[BEGIN Dataset entries]
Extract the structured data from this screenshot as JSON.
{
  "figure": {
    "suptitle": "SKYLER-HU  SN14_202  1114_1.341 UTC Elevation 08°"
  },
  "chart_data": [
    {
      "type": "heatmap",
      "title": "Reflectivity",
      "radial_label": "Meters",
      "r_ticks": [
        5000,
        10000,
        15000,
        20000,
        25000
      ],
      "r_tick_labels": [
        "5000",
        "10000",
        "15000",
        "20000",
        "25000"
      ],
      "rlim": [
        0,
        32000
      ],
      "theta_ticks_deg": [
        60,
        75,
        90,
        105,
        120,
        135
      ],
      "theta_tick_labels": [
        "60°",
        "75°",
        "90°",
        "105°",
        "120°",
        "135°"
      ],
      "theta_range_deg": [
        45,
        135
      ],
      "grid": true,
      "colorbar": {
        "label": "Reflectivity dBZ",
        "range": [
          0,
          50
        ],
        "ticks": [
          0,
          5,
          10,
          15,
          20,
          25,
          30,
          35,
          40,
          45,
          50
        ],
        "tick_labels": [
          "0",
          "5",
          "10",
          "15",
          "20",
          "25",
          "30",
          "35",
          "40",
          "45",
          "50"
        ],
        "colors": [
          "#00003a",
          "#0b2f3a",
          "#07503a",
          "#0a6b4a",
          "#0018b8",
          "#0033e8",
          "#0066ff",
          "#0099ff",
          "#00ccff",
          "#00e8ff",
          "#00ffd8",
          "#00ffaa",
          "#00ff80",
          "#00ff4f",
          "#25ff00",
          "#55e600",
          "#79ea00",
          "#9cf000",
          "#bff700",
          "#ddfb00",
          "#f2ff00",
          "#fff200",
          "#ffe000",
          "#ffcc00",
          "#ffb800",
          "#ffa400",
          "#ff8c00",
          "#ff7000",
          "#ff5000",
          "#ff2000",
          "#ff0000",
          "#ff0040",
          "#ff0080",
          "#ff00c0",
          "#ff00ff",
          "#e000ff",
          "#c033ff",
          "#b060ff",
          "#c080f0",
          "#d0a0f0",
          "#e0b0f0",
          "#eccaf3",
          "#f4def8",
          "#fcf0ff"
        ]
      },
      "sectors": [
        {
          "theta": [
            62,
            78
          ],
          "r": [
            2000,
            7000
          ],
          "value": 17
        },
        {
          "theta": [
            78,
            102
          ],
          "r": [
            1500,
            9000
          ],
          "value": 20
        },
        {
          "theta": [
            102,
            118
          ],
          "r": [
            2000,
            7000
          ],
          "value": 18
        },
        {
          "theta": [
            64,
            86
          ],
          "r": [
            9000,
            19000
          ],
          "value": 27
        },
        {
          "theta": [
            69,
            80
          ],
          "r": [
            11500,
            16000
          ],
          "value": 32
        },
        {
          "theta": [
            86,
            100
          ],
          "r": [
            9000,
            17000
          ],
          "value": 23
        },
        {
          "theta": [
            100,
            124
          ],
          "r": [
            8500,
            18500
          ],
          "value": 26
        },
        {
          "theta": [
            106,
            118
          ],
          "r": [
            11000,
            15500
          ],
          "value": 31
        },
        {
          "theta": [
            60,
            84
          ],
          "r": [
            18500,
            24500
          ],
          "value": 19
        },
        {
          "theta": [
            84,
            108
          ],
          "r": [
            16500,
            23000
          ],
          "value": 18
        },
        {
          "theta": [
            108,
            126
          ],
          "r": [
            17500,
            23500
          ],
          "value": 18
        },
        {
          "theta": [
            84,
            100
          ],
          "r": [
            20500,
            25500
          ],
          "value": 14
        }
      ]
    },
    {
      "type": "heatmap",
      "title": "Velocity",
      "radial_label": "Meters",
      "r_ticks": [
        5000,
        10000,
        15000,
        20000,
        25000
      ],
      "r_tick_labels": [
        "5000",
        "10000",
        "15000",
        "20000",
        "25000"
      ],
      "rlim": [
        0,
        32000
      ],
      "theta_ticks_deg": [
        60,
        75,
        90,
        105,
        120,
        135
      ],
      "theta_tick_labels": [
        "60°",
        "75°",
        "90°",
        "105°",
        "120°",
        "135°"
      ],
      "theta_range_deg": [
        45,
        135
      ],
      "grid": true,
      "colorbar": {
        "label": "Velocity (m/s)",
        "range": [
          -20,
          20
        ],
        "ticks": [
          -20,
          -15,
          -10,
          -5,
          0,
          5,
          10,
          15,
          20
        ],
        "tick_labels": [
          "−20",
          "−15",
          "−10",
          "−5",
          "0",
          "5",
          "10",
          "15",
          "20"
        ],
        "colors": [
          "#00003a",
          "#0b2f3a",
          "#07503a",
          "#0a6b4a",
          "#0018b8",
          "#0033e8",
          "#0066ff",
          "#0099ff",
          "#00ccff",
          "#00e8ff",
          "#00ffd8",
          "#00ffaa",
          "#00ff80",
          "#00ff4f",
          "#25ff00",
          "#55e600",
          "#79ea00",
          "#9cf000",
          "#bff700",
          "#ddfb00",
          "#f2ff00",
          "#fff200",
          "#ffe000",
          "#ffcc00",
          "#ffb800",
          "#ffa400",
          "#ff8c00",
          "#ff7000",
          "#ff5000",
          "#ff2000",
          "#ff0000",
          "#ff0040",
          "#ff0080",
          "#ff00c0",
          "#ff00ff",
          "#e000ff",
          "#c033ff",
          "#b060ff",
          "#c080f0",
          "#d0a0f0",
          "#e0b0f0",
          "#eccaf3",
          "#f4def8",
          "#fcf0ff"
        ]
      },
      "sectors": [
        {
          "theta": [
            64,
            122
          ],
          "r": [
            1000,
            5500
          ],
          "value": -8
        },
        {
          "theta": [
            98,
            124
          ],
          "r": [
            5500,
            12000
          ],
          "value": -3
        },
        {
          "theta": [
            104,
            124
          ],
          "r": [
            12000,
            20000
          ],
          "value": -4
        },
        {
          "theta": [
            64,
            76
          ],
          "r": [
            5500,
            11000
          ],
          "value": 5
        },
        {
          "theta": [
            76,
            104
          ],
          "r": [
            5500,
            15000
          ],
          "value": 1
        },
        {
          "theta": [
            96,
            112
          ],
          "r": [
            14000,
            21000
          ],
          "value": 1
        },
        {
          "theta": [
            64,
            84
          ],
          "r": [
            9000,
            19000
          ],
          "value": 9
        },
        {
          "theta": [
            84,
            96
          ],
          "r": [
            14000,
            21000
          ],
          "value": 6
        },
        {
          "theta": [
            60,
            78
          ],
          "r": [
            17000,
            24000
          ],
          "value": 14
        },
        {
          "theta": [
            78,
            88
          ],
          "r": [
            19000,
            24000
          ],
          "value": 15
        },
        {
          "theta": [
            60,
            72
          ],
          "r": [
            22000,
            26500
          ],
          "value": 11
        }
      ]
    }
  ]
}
[END Dataset entries]
• Your objective: Extract the complete data, matching each line exactly.

• The reply:
Extract the structured data from this screenshot as JSON.
{
  "figure": {
    "suptitle": "SKYLER-HU  SN14_202  1114_1.341 UTC Elevation 08°"
  },
  "chart_data": [
    {
      "type": "heatmap",
      "title": "Reflectivity",
      "radial_label": "Meters",
      "r_ticks": [
        5000,
        10000,
        15000,
        20000,
        25000
      ],
      "r_tick_labels": [
        "5000",
        "10000",
        "15000",
        "20000",
        "25000"
      ],
      "rlim": [
        0,
        32000
      ],
      "theta_ticks_deg": [
        60,
        75,
        90,
        105,
        120,
        135
      ],
      "theta_tick_labels": [
        "60°",
        "75°",
        "90°",
        "105°",
        "120°",
        "135°"
      ],
      "theta_range_deg": [
        45,
        135
      ],
      "grid": true,
      "colorbar": {
        "label": "Reflectivity dBZ",
        "range": [
          0,
          50
        ],
        "ticks": [
          0,
          5,
          10,
          15,
          20,
          25,
          30,
          35,
          40,
          45,
          50
        ],
        "tick_labels": [
          "0",
          "5",
          "10",
          "15",
          "20",
          "25",
          "30",
          "35",
          "40",
          "45",
          "50"
        ],
        "colors": [
          "#00003a",
          "#0b2f3a",
          "#07503a",
          "#0a6b4a",
          "#0018b8",
          "#0033e8",
          "#0066ff",
          "#0099ff",
          "#00ccff",
          "#00e8ff",
          "#00ffd8",
          "#00ffaa",
          "#00ff80",
          "#00ff4f",
          "#25ff00",
          "#55e600",
          "#79ea00",
          "#9cf000",
          "#bff700",
          "#ddfb00",
          "#f2ff00",
          "#fff200",
          "#ffe000",
          "#ffcc00",
          "#ffb800",
          "#ffa400",
          "#ff8c00",
          "#ff7000",
          "#ff5000",
          "#ff2000",
          "#ff0000",
          "#ff0040",
          "#ff0080",
          "#ff00c0",
          "#ff00ff",
          "#e000ff",
          "#c033ff",
          "#b060ff",
          "#c080f0",
          "#d0a0f0",
          "#e0b0f0",
          "#eccaf3",
          "#f4def8",
          "#fcf0ff"
        ]
      },
      "sectors": [
        {
          "theta": [
            62,
            78
          ],
          "r": [
            2000,
            7000
          ],
          "value": 17
        },
        {
          "theta": [
            78,
            102
          ],
          "r": [
            1500,
            9000
          ],
          "value": 20
        },
        {
          "theta": [
            102,
            118
          ],
          "r": [
            2000,
            7000
          ],
          "value": 18
        },
        {
          "theta": [
            64,
            86
          ],
          "r": [
            9000,
            19000
          ],
          "value": 27
        },
        {
          "theta": [
            69,
            80
          ],
          "r": [
            11500,
            16000
          ],
          "value": 32
        },
        {
          "theta": [
            86,
            100
          ],
          "r": [
            9000,
            17000
          ],
          "value": 23
        },
        {
          "theta": [
            100,
            124
          ],
          "r": [
            8500,
            18500
          ],
          "value": 26
        },
        {
          "theta": [
            106,
            118
          ],
          "r": [
            11000,
            15500
          ],
          "value": 31
        },
        {
          "theta": [
            60,
            84
          ],
          "r": [
            18500,
            24500
          ],
          "value": 19
        },
        {
          "theta": [
            84,
            108
          ],
          "r": [
            16500,
            23000
          ],
          "value": 18
        },
        {
          "theta": [
            108,
            126
          ],
          "r": [
            17500,
            23500
          ],
          "value": 18
        },
        {
          "theta": [
            84,
            100
          ],
          "r": [
            20500,
            25500
          ],
          "value": 14
        }
      ]
    },
    {
      "type": "heatmap",
      "title": "Velocity",
      "radial_label": "Meters",
      "r_ticks": [
        5000,
        10000,
        15000,
        20000,
        25000
      ],
      "r_tick_labels": [
        "5000",
        "10000",
        "15000",
        "20000",
        "25000"
      ],
      "rlim": [
        0,
        32000
      ],
      "theta_ticks_deg": [
        60,
        75,
        90,
        105,
        120,
        135
      ],
      "theta_tick_labels": [
        "60°",
        "75°",
        "90°",
        "105°",
        "120°",
        "135°"
      ],
      "theta_range_deg": [
        45,
        135
      ],
      "grid": true,
      "colorbar": {
        "label": "Velocity (m/s)",
        "range": [
          -20,
          20
        ],
        "ticks": [
          -20,
          -15,
          -10,
          -5,
          0,
          5,
          10,
          15,
          20
        ],
        "tick_labels": [
          "−20",
          "−15",
          "−10",
          "−5",
          "0",
          "5",
          "10",
          "15",
          "20"
        ],
        "colors": [
          "#00003a",
          "#0b2f3a",
          "#07503a",
          "#0a6b4a",
          "#0018b8",
          "#0033e8",
          "#0066ff",
          "#0099ff",
          "#00ccff",
          "#00e8ff",
          "#00ffd8",
          "#00ffaa",
          "#00ff80",
          "#00ff4f",
          "#25ff00",
          "#55e600",
          "#79ea00",
          "#9cf000",
          "#bff700",
          "#ddfb00",
          "#f2ff00",
          "#fff200",
          "#ffe000",
          "#ffcc00",
          "#ffb800",
          "#ffa400",
          "#ff8c00",
          "#ff7000",
          "#ff5000",
          "#ff2000",
          "#ff0000",
          "#ff0040",
          "#ff0080",
          "#ff00c0",
          "#ff00ff",
          "#e000ff",
          "#c033ff",
          "#b060ff",
          "#c080f0",
          "#d0a0f0",
          "#e0b0f0",
          "#eccaf3",
          "#f4def8",
          "#fcf0ff"
        ]
      },
      "sectors": [
        {
          "theta": [
            64,
            122
          ],
          "r": [
            1000,
            5500
          ],
          "value": -8
        },
        {
          "theta": [
            98,
            124
          ],
          "r": [
            5500,
            12000
          ],
          "value": -3
        },
        {
          "theta": [
            104,
            124
          ],
          "r": [
            12000,
            20000
          ],
          "value": -4
        },
        {
          "theta": [
            64,
            76
          ],
          "r": [
            5500,
            11000
          ],
          "value": 5
        },
        {
          "theta": [
            76,
            104
          ],
          "r": [
            5500,
            15000
          ],
          "value": 1
        },
        {
          "theta": [
            96,
            112
          ],
          "r": [
            14000,
            21000
          ],
          "value": 1
        },
        {
          "theta": [
            64,
            84
          ],
          "r": [
            9000,
            19000
          ],
          "value": 9
        },
        {
          "theta": [
            84,
            96
          ],
          "r": [
            14000,
            21000
          ],
          "value": 6
        },
        {
          "theta": [
            60,
            78
          ],
          "r": [
            17000,
            24000
          ],
          "value": 14
        },
        {
          "theta": [
            78,
            88
          ],
          "r": [
            19000,
            24000
          ],
          "value": 15
        },
        {
          "theta": [
            60,
            72
          ],
          "r": [
            22000,
            26500
          ],
          "value": 11
        }
      ]
    }
  ]
}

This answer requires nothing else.